* **PROMPT**:
According to the essay on editors not being born writers, what was the title of the romance novel the writer wrote at about eighteen?

* **EXTRACT**:
-----

Category Archives: be a better writer

Believe It or Not, Editors Aren’t Born Writers

by
Charlotte Firbank-King

A month ago—in South Africa, just to ground the reader—I had to pack up my house and studio in Port Elizabeth and relocate to Durban. In the process, I came across stuff I’d written when I was about eighteen. All the writing from my early teenage days must have been binned at some point, since, at eighteen, I was clearly past rubbish writing. I do recall being convinced that my romance novel, grandly titled, Inner Flame, was going to be a best seller—no question about that. One look at this title and you realize it doesn’t get much more purple than that. God help the poor soul who dares venture between those pages, but I can laugh at myself and did indeed go there. Let’s say it wasn’t really a venture, but rather a stumble over purple prose, a million adjectives and adverbs, and fat grammatical and spelling errors (no spellcheck back then). The head-hopping alone made my head spin.

Then I got married and nothing much happened because I was too busy breeding. I found more manuscripts, written when I was about thirty. I was clearly done with procreation, and I had a divorce under my belt. This second stab at writing was an improvement, but still no cigar for good writing.

The point of this trip into the past? Editors aren’t born writing with skill.

-----

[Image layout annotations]
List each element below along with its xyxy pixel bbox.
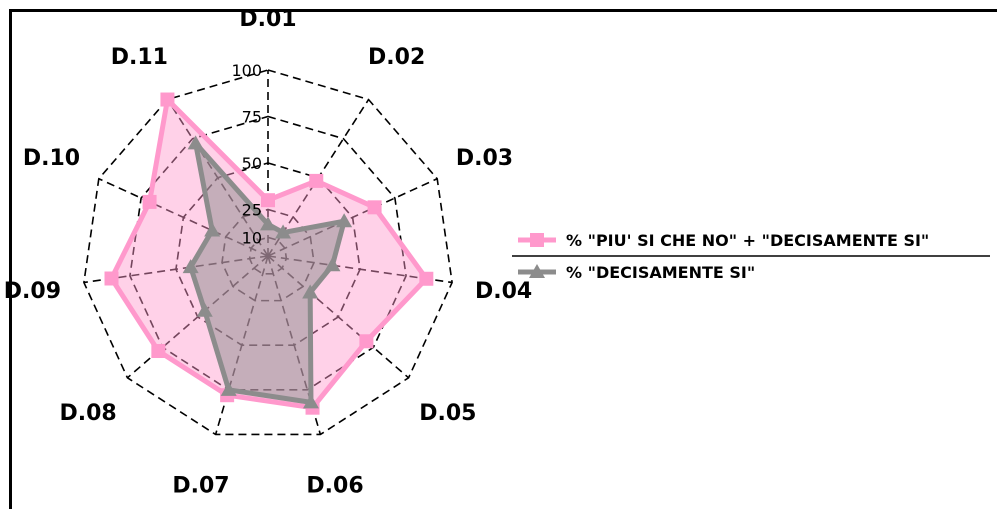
series-1-point-D.03 — [367, 200, 382, 215]
series-2-point-D.05 — [302, 284, 319, 299]
tick-label-25: 25 — [242, 201, 262, 220]
series-1-point-D.09 — [104, 271, 119, 286]
category-label-D.01: D.01 — [239, 7, 296, 32]
series-2-point-D.07 — [220, 381, 237, 396]
series-2-point-D.11 — [187, 135, 204, 150]
legend: % "PIU' SI CHE NO" + "DECISAMENTE SI" % "… — [512, 231, 990, 282]
series-2-point-D.10 — [204, 222, 221, 237]
legend-marker-triangle — [529, 264, 545, 278]
radar-chart: D.01 D.02 D.03 D.04 D.05 D.06 D.07 D.08 D.09 D.10… — [4, 7, 990, 495]
category-label-D.04: D.04 — [475, 279, 532, 304]
legend-marker-square — [530, 233, 544, 247]
series-2-point-D.02 — [275, 224, 292, 239]
series-2-point-D.06 — [302, 394, 319, 409]
tick-label-75: 75 — [242, 108, 262, 127]
series-1-point-D.11 — [160, 92, 175, 107]
legend-label-2: % "DECISAMENTE SI" — [566, 263, 755, 282]
series-2-point-D.09 — [182, 259, 199, 274]
series-2 — [182, 135, 353, 409]
series-1-point-D.04 — [419, 271, 434, 286]
series-2-point-D.03 — [336, 213, 353, 228]
category-label-D.07: D.07 — [172, 473, 229, 495]
category-label-D.06: D.06 — [306, 473, 363, 495]
category-label-D.08: D.08 — [60, 401, 117, 426]
category-label-D.11: D.11 — [111, 45, 168, 70]
series-1-point-D.01 — [261, 193, 275, 208]
series-2-area — [190, 143, 345, 403]
category-labels: D.01 D.02 D.03 D.04 D.05 D.06 D.07 D.08 D.09 D.10… — [4, 7, 532, 495]
series-2-point-D.01 — [260, 216, 276, 231]
legend-label-1: % "PIU' SI CHE NO" + "DECISAMENTE SI" — [566, 231, 929, 250]
series-1-point-D.08 — [151, 344, 166, 359]
series-1-point-D.02 — [309, 173, 324, 188]
chart-frame — [9, 9, 997, 509]
category-label-D.05: D.05 — [419, 401, 476, 426]
tick-label-10: 10 — [242, 228, 262, 247]
tick-label-50: 50 — [242, 154, 262, 173]
series-1-point-D.10 — [142, 194, 157, 209]
category-label-D.02: D.02 — [368, 45, 425, 70]
radial-tick-labels: 10 25 50 75 100 — [231, 61, 262, 247]
series-1-point-D.05 — [359, 334, 374, 349]
grid-ring-100 — [83, 69, 453, 436]
category-label-D.10: D.10 — [23, 146, 80, 171]
series-2-line — [188, 140, 347, 405]
radar-series — [104, 92, 434, 415]
tick-label-100: 100 — [231, 61, 262, 80]
category-label-D.09: D.09 — [4, 279, 61, 304]
series-1-line — [109, 97, 429, 411]
series-2-point-D.08 — [196, 302, 213, 317]
category-label-D.03: D.03 — [456, 146, 513, 171]
series-2-point-D.04 — [324, 257, 341, 272]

-----

* **THE RESPONSE**:
Inner Flame